[Lines of data]
%%
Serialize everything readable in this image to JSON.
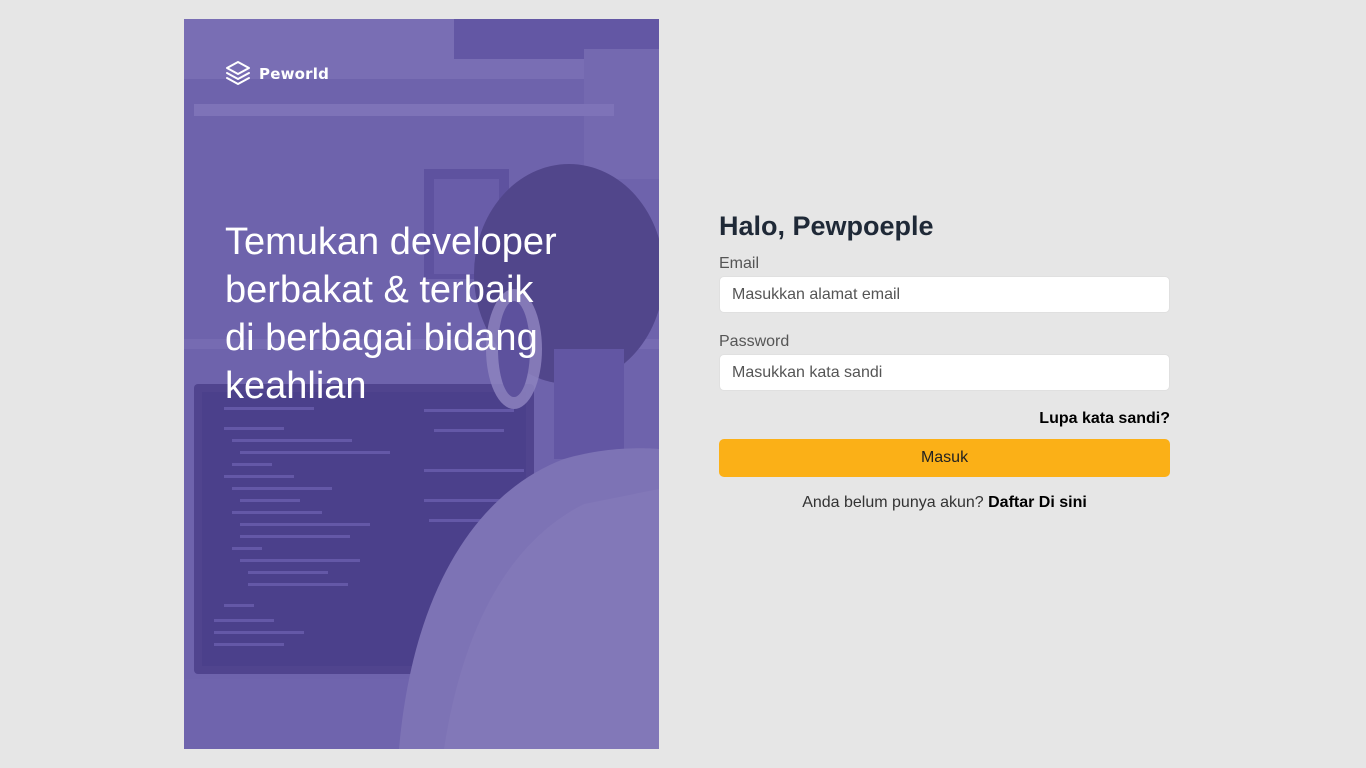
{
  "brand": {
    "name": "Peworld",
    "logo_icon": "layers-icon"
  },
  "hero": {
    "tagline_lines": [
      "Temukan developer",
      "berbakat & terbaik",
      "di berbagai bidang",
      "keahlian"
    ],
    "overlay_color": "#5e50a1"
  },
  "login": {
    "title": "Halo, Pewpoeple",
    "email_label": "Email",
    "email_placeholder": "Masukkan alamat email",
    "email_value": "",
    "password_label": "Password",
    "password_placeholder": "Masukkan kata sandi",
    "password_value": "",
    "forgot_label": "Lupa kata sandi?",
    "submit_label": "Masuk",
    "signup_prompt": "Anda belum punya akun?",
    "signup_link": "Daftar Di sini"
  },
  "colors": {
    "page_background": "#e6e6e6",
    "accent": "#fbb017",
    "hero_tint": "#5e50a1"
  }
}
%%
**Required task**
Pictures appear in the records above. Output everything except them, exactly.

**Solution**
Serialize everything readable in this image to JSON.
{
  "brand": {
    "name": "Peworld",
    "logo_icon": "layers-icon"
  },
  "hero": {
    "tagline_lines": [
      "Temukan developer",
      "berbakat & terbaik",
      "di berbagai bidang",
      "keahlian"
    ],
    "overlay_color": "#5e50a1"
  },
  "login": {
    "title": "Halo, Pewpoeple",
    "email_label": "Email",
    "email_placeholder": "Masukkan alamat email",
    "email_value": "",
    "password_label": "Password",
    "password_placeholder": "Masukkan kata sandi",
    "password_value": "",
    "forgot_label": "Lupa kata sandi?",
    "submit_label": "Masuk",
    "signup_prompt": "Anda belum punya akun?",
    "signup_link": "Daftar Di sini"
  },
  "colors": {
    "page_background": "#e6e6e6",
    "accent": "#fbb017",
    "hero_tint": "#5e50a1"
  }
}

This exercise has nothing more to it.